» **Directions**:
Copy every line that contains the string "this" from the entries below.

» **Data rows**:
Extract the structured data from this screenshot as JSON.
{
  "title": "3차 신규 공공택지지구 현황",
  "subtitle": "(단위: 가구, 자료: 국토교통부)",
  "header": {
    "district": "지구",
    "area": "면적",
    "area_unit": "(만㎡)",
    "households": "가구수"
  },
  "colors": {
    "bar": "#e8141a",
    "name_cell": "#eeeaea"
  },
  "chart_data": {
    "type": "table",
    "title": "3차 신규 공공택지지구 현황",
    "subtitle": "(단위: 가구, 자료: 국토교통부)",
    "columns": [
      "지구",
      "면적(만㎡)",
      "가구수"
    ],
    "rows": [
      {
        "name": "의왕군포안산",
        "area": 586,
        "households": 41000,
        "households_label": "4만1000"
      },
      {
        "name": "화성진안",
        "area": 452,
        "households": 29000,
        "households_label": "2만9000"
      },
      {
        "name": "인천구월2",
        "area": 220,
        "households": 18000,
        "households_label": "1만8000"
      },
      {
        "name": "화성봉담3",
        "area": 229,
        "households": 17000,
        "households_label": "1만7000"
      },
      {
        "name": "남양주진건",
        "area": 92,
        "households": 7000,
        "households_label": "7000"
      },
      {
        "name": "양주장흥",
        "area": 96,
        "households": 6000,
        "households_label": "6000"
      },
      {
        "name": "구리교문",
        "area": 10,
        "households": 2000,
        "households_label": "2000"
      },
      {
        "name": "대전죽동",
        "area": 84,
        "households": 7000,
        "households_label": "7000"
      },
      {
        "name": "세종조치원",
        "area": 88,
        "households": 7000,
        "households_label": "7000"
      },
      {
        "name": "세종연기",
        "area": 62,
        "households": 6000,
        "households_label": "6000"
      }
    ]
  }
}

==

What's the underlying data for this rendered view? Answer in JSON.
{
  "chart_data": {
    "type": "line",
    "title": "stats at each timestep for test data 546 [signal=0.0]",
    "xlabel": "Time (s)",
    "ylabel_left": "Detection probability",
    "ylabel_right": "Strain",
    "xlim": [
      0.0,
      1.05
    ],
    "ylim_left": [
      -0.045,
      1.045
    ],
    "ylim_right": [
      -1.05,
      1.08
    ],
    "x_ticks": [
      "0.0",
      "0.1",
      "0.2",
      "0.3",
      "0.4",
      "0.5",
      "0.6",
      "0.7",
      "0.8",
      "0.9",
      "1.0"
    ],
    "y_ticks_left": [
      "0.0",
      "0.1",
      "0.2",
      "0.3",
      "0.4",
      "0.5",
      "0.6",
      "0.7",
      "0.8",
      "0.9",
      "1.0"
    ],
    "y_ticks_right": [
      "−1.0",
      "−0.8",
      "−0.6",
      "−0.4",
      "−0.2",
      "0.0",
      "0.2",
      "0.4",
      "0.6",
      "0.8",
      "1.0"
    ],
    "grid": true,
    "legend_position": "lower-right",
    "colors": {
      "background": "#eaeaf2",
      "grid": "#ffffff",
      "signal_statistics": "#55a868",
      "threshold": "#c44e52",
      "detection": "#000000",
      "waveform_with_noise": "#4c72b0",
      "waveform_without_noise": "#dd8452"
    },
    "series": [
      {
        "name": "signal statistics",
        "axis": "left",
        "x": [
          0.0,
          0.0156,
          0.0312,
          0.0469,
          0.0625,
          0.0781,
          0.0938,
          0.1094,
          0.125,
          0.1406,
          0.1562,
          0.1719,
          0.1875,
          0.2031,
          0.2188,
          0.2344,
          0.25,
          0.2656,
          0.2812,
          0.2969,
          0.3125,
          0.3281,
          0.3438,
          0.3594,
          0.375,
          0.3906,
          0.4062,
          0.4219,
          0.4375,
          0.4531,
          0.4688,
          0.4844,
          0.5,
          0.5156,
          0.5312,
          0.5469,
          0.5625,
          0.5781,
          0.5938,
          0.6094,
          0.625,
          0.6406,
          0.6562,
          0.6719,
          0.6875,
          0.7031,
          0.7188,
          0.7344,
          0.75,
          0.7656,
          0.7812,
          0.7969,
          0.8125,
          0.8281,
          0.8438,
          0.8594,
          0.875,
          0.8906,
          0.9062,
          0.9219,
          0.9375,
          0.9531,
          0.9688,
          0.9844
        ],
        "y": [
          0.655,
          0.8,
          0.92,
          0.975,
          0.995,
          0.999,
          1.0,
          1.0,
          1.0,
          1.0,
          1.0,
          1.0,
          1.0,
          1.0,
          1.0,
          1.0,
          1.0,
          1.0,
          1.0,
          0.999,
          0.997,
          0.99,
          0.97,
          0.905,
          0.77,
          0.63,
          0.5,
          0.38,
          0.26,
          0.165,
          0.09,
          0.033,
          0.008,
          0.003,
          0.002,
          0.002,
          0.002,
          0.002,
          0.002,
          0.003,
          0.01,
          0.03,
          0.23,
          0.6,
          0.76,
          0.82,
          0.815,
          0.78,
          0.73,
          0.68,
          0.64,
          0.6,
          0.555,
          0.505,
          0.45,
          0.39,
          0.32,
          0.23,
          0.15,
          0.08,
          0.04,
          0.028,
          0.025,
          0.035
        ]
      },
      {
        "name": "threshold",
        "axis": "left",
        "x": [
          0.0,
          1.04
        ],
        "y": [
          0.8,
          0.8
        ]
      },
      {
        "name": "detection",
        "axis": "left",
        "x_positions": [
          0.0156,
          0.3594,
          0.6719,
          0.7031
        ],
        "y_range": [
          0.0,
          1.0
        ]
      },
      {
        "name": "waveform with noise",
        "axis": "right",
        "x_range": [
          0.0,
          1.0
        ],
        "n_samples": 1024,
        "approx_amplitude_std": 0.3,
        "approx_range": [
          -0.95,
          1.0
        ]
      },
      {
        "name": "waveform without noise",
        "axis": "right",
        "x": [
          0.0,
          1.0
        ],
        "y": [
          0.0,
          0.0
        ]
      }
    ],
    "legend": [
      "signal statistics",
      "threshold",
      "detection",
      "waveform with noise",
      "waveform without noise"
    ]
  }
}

» **Response**:
Extract the structured data from this screenshot as JSON.
What's the underlying data for this rendered view? Answer in JSON.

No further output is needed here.